● **To do**:
List each line of the data in which the string "KONTROLNÍ" appears.

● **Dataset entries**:
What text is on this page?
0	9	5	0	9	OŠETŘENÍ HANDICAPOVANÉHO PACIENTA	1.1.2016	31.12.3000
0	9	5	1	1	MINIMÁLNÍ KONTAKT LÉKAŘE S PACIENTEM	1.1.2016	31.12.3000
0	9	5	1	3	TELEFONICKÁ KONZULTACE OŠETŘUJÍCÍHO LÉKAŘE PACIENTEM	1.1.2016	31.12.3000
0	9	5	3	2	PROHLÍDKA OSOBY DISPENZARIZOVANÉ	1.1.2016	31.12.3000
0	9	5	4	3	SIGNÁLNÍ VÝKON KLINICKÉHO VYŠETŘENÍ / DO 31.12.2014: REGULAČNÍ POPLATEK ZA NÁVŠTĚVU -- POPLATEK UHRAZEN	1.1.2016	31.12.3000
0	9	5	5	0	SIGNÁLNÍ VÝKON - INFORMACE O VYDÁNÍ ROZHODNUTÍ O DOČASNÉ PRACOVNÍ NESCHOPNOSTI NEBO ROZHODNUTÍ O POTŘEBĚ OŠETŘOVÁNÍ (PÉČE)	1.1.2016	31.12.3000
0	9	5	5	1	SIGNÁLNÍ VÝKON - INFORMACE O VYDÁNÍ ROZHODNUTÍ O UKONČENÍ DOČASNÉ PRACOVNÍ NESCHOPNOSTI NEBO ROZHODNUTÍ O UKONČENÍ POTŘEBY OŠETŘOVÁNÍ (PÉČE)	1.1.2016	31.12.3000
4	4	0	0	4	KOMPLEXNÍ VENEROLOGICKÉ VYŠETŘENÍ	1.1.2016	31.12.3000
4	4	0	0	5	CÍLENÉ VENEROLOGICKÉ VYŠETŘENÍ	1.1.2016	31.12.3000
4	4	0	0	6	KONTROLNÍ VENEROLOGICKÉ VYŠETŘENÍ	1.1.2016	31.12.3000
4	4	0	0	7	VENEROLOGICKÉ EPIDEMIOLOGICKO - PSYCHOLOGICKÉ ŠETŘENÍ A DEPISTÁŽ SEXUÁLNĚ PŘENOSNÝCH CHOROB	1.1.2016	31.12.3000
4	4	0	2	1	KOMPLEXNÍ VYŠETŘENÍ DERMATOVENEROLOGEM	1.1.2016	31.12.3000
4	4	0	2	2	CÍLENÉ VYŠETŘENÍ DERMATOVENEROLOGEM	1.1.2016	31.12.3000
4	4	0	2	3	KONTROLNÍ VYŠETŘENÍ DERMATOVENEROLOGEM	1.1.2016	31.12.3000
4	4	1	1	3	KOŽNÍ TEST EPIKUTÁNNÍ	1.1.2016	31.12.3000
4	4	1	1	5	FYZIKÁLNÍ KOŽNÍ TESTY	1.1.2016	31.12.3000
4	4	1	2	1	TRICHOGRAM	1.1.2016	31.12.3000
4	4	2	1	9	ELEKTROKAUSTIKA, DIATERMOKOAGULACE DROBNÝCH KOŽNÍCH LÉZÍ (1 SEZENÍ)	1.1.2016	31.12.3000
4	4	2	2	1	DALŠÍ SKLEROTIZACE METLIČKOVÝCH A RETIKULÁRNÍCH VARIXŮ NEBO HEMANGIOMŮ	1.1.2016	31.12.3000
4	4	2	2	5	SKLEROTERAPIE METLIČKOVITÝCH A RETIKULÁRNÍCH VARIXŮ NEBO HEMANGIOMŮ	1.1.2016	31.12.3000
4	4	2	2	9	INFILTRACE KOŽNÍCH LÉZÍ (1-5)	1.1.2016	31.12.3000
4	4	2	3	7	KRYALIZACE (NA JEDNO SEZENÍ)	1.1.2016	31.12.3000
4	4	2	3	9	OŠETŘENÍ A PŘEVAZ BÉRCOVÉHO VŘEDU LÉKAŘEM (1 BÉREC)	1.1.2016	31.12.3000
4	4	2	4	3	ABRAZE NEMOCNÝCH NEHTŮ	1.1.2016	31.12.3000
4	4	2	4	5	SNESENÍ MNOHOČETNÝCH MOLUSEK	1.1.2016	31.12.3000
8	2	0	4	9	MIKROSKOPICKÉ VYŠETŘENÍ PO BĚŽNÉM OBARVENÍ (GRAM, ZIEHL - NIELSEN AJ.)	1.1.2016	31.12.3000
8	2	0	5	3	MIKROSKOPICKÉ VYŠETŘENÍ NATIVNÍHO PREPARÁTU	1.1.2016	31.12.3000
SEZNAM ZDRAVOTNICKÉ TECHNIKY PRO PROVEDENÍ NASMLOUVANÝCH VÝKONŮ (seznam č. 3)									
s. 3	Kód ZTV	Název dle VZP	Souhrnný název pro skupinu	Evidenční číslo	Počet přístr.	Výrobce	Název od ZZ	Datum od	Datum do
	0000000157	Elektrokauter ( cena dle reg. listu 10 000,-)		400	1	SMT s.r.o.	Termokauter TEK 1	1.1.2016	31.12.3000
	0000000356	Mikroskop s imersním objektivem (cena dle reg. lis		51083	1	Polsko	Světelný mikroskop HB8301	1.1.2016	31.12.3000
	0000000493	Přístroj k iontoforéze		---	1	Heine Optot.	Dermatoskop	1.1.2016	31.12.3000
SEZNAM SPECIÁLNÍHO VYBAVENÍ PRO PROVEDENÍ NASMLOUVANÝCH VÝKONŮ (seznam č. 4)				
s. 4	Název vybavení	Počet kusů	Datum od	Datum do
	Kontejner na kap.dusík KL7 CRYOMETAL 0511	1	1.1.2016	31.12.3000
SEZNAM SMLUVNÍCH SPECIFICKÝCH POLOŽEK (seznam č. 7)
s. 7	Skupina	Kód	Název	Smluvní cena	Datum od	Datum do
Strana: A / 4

...

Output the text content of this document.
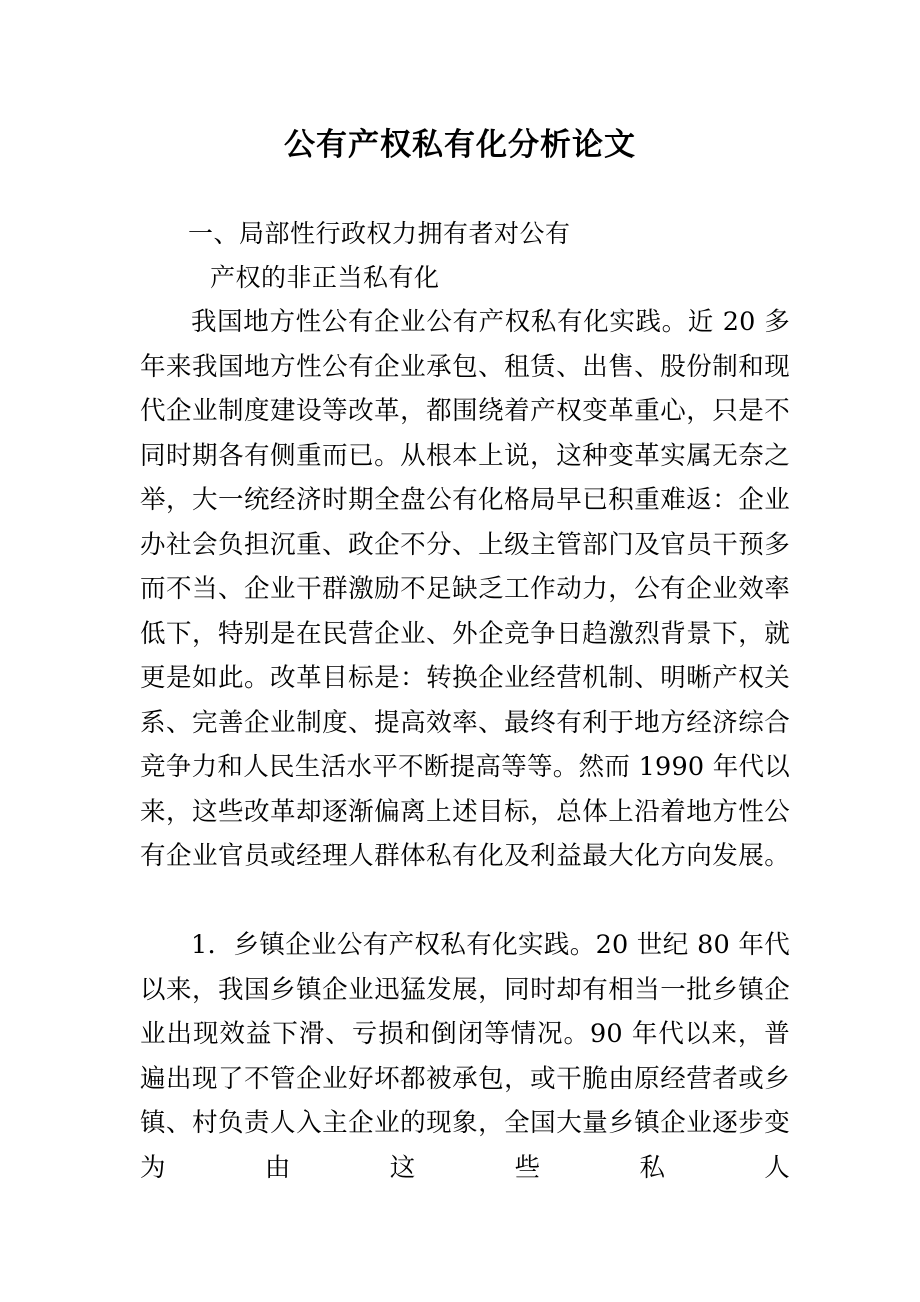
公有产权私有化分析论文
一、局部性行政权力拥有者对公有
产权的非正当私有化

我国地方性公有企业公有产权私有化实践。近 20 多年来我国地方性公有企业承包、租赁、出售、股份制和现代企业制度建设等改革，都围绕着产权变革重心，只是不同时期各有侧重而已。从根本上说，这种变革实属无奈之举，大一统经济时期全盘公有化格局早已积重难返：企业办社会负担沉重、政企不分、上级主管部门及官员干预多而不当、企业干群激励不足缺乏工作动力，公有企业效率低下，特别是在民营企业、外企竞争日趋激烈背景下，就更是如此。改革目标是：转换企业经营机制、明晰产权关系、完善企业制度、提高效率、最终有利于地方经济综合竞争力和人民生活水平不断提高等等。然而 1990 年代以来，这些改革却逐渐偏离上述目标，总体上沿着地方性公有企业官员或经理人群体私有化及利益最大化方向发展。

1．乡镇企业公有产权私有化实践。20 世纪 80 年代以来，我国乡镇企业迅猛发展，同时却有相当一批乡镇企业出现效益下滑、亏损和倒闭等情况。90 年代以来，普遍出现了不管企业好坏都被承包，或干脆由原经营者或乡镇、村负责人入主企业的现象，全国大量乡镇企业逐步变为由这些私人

● **Solution**:
4	4	0	0	6	KONTROLNÍ VENEROLOGICKÉ VYŠETŘENÍ	1.1.2016	31.12.3000
4	4	0	2	3	KONTROLNÍ VYŠETŘENÍ DERMATOVENEROLOGEM	1.1.2016	31.12.3000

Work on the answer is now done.